**TASK INSTRUCTIONS:** Resume the article on Simultaneous Multi-Projection below, writing on from right after its final sentence.

Simultaneous Multi-Projection: Reusing Geometry on the Cheap

In case you’ve missed the memo, 2016 is the year of virtual reality headsets in the PC gaming space, and both NVIDIA and AMD are pushing the concept hard. From a market perspective VR is seen as the “next great thing,” but more importantly from a technical perspective, VR demands much better GPU performance, and those performance requirements are only going to skyrocket as VR headsets get better. Today’s 2160x1200 VR headsets already require 233MPix/second rendered, and future headsets that operate at higher resolutions and refresh rates are likely to push that to 1GPix/second, if not higher. Consequently if VR takes off with the broader public, it’s going to be a gold rush for AMD and NVIDIA, but it also means that to get to 1GPix/second, they need to pull out all of the stops to deliver better performance.

This brings us to Pascal’s final marquee feature: Simultaneous Multi-Projection (SMP). Although its applications are more involved than just VR – and we’ll cover those more in a bit – VR is the most immediate and applicable use case for the technology.

So just what is SMP? To answer that question, we first need to take a short step back one generation to Maxwell 2. With Maxwell 2, NVIDIA introduced a feature called Multi-Projection Acceleration (MPA) as part of their larger emphasis on voxel acceleration. With MPA, Maxwell 2 could replay the scene geometry to up to 6 viewports in a single pass, essentially reusing the geometry. The benefit of this technology was that instead of having to setup the scene geometry 6 times, Maxwell 2 could save significant time and resources by only doing it once. This was one of the keys in making voxel acceleration practical, as the very nature of the 6 sided voxel meant that it would otherwise be redoing a lot of work.

Simultaneous Multi-Projection then can be thought of as Multi-Projection Acceleration grown up. The fundamental idea is still the same – replay geometry across multiple viewports for efficiency reasons – but rather than a cool hack, it’s now a fully-fledged out and far more flexible feature. Whereas MPA had a much more limited number of viewports and only supported fixed 90 degree angles – a result of the neat sign bit hack NVIDIA used to make it work – SMP supports a much larger number of viewports and arbitrary angles, making it useful for much more than just voxels and other cubic data structures.

**DATA:**
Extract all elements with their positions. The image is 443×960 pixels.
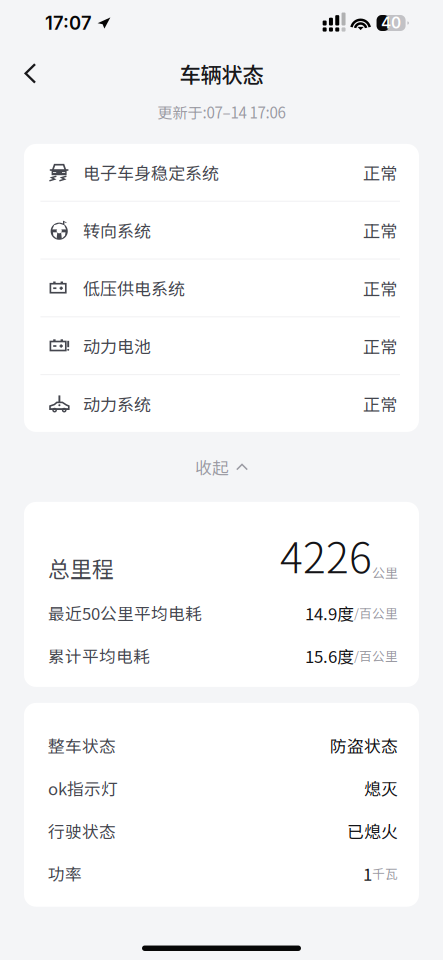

**IN RESPONSE:**
SMP in turn is a function of the new PolyMorph Engine 4.0, one of the few graphical subsystems of Pascal to receive a feature update versus Maxwell 2. NVIDIA’s slide on the matter is especially helpful here, showing where SMP fits into the standard rendering workflow. After all of the geometry work is done – triangle setup and any tessellation or vertex shading – SMP can then step in and reproject the geometry as desired before being sent out to rasterization to pixels.

How NVIDIA is doing this so efficiently is their secret sauce for now, but I’m told that the resource cost of using SMP is miniscule. What I do know is that with Pascal and the PolyMorph Engine 4.0, the rasterizer is being called "quasi-programmable," so there is some new flexibility in there NVIDIA is exploiting for SMP.

Under the hood, SMP combines two slightly different but closely related features. The first of course is geometry reprojection; SMP can reproject geometry to up to 16 viewports. Each viewport can, in turn, be set to an arbitrary angle, varying in both tilt and rotation.

The second feature is that SMP can also reproject geometry around a second viewpoint. This is slightly different from basic geometry reprojection as we’re not just adjusting the angle of the view, but the view is being shifted entirely. In this case the view can be shifted along the X-axis, allowing for a second viewpoint to be cheaply created without actually setting up the geometry twice.

As for why you’d want to generate two viewpoints, the big use case is virtual reality. VR requires two viewpoints, one for each eye. Without SMP, this requires doing a full geometry pass twice, once for each eye. But with SMP, this is reduced to a single geometry pass.

Overall, SMP exists as an efficiency measure. There is technically nothing it can do that couldn’t be done without SMP – GPUs are flexible enough without it – however the scenarios SMP is envisioned for are all about executing them more efficiently by skipping a geometry and or/compute shader passes.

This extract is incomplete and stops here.